● **Objective**:
Pictures in the records should not be copied, but every other part must be repeated exactly.

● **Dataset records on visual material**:
§ §

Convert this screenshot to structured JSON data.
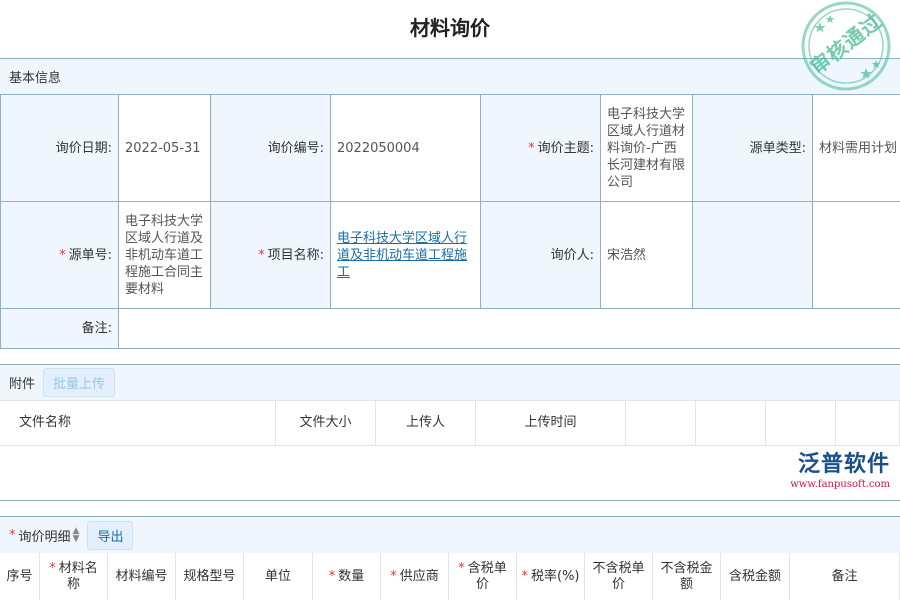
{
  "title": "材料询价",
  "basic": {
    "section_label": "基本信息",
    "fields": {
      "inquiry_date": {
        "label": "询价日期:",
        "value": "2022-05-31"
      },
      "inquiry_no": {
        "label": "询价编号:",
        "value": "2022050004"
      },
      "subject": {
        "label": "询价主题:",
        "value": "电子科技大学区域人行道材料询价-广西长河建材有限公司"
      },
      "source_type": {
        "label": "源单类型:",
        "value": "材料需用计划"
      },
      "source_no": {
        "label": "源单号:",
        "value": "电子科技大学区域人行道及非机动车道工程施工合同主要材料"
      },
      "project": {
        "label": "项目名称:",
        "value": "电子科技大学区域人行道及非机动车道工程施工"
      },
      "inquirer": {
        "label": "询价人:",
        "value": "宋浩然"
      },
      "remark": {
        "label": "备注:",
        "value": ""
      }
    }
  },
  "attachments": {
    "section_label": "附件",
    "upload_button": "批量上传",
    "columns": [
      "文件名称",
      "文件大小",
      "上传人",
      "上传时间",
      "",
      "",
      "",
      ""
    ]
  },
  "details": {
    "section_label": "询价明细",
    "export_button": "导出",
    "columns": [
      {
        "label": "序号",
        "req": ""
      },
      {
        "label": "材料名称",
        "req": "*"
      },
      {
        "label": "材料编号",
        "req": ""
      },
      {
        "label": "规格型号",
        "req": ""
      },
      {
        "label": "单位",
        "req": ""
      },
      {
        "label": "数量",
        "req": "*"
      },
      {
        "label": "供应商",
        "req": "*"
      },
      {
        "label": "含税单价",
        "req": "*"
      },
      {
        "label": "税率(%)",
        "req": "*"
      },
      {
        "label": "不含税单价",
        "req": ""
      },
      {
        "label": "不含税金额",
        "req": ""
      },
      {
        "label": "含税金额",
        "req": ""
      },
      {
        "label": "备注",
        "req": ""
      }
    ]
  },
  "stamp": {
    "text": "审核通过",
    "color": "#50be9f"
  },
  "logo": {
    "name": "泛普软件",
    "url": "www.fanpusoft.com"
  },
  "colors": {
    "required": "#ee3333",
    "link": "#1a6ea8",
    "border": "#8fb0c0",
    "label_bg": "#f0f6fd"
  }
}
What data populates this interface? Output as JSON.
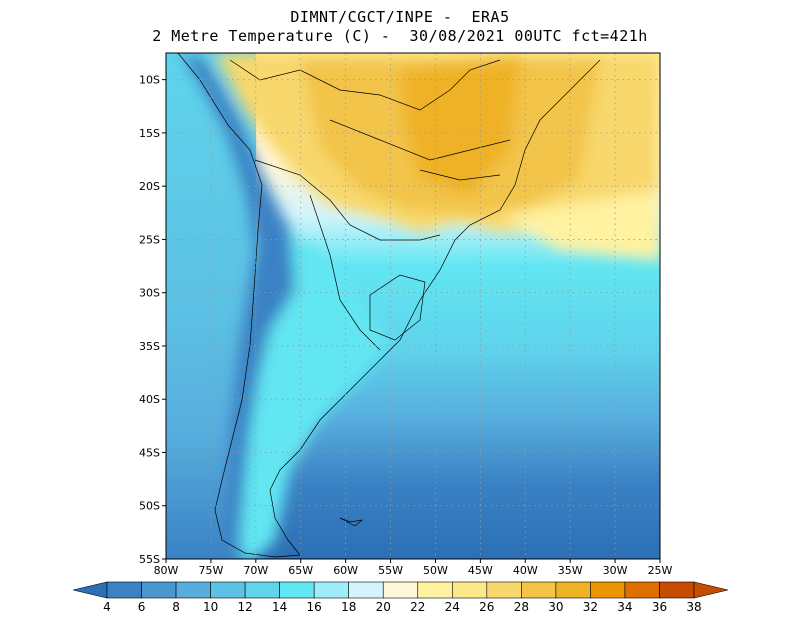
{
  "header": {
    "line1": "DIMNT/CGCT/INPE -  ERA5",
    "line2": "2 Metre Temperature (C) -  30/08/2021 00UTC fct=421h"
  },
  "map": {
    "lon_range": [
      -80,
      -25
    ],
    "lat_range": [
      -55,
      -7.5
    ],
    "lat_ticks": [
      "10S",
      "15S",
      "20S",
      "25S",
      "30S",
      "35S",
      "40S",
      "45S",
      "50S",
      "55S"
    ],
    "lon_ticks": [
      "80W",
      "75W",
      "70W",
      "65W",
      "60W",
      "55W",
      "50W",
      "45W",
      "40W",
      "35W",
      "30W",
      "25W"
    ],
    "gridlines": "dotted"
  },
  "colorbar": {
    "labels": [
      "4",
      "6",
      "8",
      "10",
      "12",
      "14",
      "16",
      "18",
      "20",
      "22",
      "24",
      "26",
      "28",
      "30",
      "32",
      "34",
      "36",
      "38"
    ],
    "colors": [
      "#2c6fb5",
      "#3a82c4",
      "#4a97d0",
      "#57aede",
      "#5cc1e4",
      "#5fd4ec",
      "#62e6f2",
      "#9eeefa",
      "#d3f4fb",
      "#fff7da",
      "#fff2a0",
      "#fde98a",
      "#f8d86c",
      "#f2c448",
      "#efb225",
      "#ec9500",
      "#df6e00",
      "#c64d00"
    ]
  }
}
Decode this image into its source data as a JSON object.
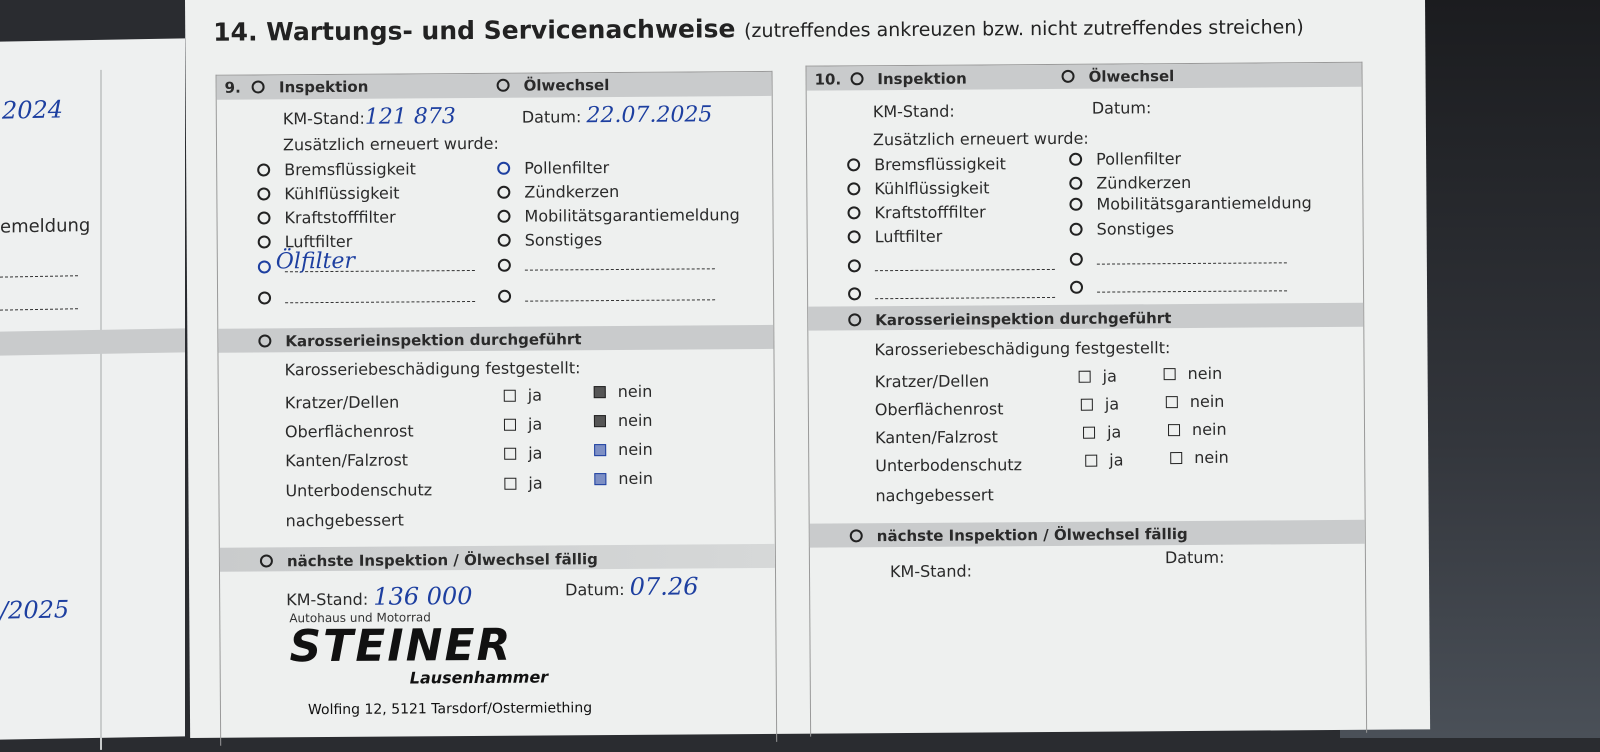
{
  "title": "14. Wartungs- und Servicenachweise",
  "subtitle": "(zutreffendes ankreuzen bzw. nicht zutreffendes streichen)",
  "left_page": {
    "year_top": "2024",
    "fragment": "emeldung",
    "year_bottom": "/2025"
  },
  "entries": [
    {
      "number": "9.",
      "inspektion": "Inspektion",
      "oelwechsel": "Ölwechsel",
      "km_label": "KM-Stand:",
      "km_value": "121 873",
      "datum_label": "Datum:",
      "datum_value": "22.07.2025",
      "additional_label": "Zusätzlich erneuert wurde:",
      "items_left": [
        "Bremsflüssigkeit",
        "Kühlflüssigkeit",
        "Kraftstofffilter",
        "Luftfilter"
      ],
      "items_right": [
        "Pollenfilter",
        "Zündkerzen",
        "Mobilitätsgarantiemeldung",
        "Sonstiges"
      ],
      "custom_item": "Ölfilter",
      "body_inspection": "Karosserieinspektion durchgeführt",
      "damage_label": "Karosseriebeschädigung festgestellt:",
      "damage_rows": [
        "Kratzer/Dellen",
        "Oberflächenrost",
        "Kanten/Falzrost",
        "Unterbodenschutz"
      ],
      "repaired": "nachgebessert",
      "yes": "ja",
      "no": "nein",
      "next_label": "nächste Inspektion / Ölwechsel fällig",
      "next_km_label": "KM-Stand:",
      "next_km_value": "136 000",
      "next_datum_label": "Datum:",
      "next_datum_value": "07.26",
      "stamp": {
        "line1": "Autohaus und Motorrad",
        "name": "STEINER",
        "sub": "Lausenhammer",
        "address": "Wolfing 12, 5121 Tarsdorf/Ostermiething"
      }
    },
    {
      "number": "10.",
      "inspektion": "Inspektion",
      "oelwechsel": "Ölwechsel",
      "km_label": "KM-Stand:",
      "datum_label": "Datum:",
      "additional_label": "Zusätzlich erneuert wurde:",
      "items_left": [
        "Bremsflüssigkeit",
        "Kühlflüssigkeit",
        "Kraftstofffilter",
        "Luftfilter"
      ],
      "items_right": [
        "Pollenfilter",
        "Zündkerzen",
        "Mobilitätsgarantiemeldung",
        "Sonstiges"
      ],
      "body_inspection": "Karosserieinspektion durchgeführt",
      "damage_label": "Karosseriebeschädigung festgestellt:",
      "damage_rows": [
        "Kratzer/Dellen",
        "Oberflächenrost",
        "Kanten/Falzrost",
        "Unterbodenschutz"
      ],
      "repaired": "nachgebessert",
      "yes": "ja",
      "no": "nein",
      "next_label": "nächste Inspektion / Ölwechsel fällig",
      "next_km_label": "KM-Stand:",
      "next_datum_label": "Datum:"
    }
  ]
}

§ §

● **Solution for this problem**:
Convert this screenshot to structured JSON data.
{
  "title": "材料询价",
  "basic": {
    "section_label": "基本信息",
    "fields": {
      "inquiry_date": {
        "label": "询价日期:",
        "value": "2022-05-31"
      },
      "inquiry_no": {
        "label": "询价编号:",
        "value": "2022050004"
      },
      "subject": {
        "label": "询价主题:",
        "value": "电子科技大学区域人行道材料询价-广西长河建材有限公司"
      },
      "source_type": {
        "label": "源单类型:",
        "value": "材料需用计划"
      },
      "source_no": {
        "label": "源单号:",
        "value": "电子科技大学区域人行道及非机动车道工程施工合同主要材料"
      },
      "project": {
        "label": "项目名称:",
        "value": "电子科技大学区域人行道及非机动车道工程施工"
      },
      "inquirer": {
        "label": "询价人:",
        "value": "宋浩然"
      },
      "remark": {
        "label": "备注:",
        "value": ""
      }
    }
  },
  "attachments": {
    "section_label": "附件",
    "upload_button": "批量上传",
    "columns": [
      "文件名称",
      "文件大小",
      "上传人",
      "上传时间",
      "",
      "",
      "",
      ""
    ]
  },
  "details": {
    "section_label": "询价明细",
    "export_button": "导出",
    "columns": [
      {
        "label": "序号",
        "req": ""
      },
      {
        "label": "材料名称",
        "req": "*"
      },
      {
        "label": "材料编号",
        "req": ""
      },
      {
        "label": "规格型号",
        "req": ""
      },
      {
        "label": "单位",
        "req": ""
      },
      {
        "label": "数量",
        "req": "*"
      },
      {
        "label": "供应商",
        "req": "*"
      },
      {
        "label": "含税单价",
        "req": "*"
      },
      {
        "label": "税率(%)",
        "req": "*"
      },
      {
        "label": "不含税单价",
        "req": ""
      },
      {
        "label": "不含税金额",
        "req": ""
      },
      {
        "label": "含税金额",
        "req": ""
      },
      {
        "label": "备注",
        "req": ""
      }
    ]
  },
  "stamp": {
    "text": "审核通过",
    "color": "#50be9f"
  },
  "logo": {
    "name": "泛普软件",
    "url": "www.fanpusoft.com"
  },
  "colors": {
    "required": "#ee3333",
    "link": "#1a6ea8",
    "border": "#8fb0c0",
    "label_bg": "#f0f6fd"
  }
}
What data populates this interface? Output as JSON.
{
  "header": {
    "line1": "DIMNT/CGCT/INPE -  ERA5",
    "line2": "2 Metre Temperature (C) -  30/08/2021 00UTC fct=421h"
  },
  "map": {
    "lon_range": [
      -80,
      -25
    ],
    "lat_range": [
      -55,
      -7.5
    ],
    "lat_ticks": [
      "10S",
      "15S",
      "20S",
      "25S",
      "30S",
      "35S",
      "40S",
      "45S",
      "50S",
      "55S"
    ],
    "lon_ticks": [
      "80W",
      "75W",
      "70W",
      "65W",
      "60W",
      "55W",
      "50W",
      "45W",
      "40W",
      "35W",
      "30W",
      "25W"
    ],
    "gridlines": "dotted"
  },
  "colorbar": {
    "labels": [
      "4",
      "6",
      "8",
      "10",
      "12",
      "14",
      "16",
      "18",
      "20",
      "22",
      "24",
      "26",
      "28",
      "30",
      "32",
      "34",
      "36",
      "38"
    ],
    "colors": [
      "#2c6fb5",
      "#3a82c4",
      "#4a97d0",
      "#57aede",
      "#5cc1e4",
      "#5fd4ec",
      "#62e6f2",
      "#9eeefa",
      "#d3f4fb",
      "#fff7da",
      "#fff2a0",
      "#fde98a",
      "#f8d86c",
      "#f2c448",
      "#efb225",
      "#ec9500",
      "#df6e00",
      "#c64d00"
    ]
  }
}
Decode this image into its source data as a JSON object.
{
  "title": "14. Wartungs- und Servicenachweise",
  "subtitle": "(zutreffendes ankreuzen bzw. nicht zutreffendes streichen)",
  "left_page": {
    "year_top": "2024",
    "fragment": "emeldung",
    "year_bottom": "/2025"
  },
  "entries": [
    {
      "number": "9.",
      "inspektion": "Inspektion",
      "oelwechsel": "Ölwechsel",
      "km_label": "KM-Stand:",
      "km_value": "121 873",
      "datum_label": "Datum:",
      "datum_value": "22.07.2025",
      "additional_label": "Zusätzlich erneuert wurde:",
      "items_left": [
        "Bremsflüssigkeit",
        "Kühlflüssigkeit",
        "Kraftstofffilter",
        "Luftfilter"
      ],
      "items_right": [
        "Pollenfilter",
        "Zündkerzen",
        "Mobilitätsgarantiemeldung",
        "Sonstiges"
      ],
      "custom_item": "Ölfilter",
      "body_inspection": "Karosserieinspektion durchgeführt",
      "damage_label": "Karosseriebeschädigung festgestellt:",
      "damage_rows": [
        "Kratzer/Dellen",
        "Oberflächenrost",
        "Kanten/Falzrost",
        "Unterbodenschutz"
      ],
      "repaired": "nachgebessert",
      "yes": "ja",
      "no": "nein",
      "next_label": "nächste Inspektion / Ölwechsel fällig",
      "next_km_label": "KM-Stand:",
      "next_km_value": "136 000",
      "next_datum_label": "Datum:",
      "next_datum_value": "07.26",
      "stamp": {
        "line1": "Autohaus und Motorrad",
        "name": "STEINER",
        "sub": "Lausenhammer",
        "address": "Wolfing 12, 5121 Tarsdorf/Ostermiething"
      }
    },
    {
      "number": "10.",
      "inspektion": "Inspektion",
      "oelwechsel": "Ölwechsel",
      "km_label": "KM-Stand:",
      "datum_label": "Datum:",
      "additional_label": "Zusätzlich erneuert wurde:",
      "items_left": [
        "Bremsflüssigkeit",
        "Kühlflüssigkeit",
        "Kraftstofffilter",
        "Luftfilter"
      ],
      "items_right": [
        "Pollenfilter",
        "Zündkerzen",
        "Mobilitätsgarantiemeldung",
        "Sonstiges"
      ],
      "body_inspection": "Karosserieinspektion durchgeführt",
      "damage_label": "Karosseriebeschädigung festgestellt:",
      "damage_rows": [
        "Kratzer/Dellen",
        "Oberflächenrost",
        "Kanten/Falzrost",
        "Unterbodenschutz"
      ],
      "repaired": "nachgebessert",
      "yes": "ja",
      "no": "nein",
      "next_label": "nächste Inspektion / Ölwechsel fällig",
      "next_km_label": "KM-Stand:",
      "next_datum_label": "Datum:"
    }
  ]
}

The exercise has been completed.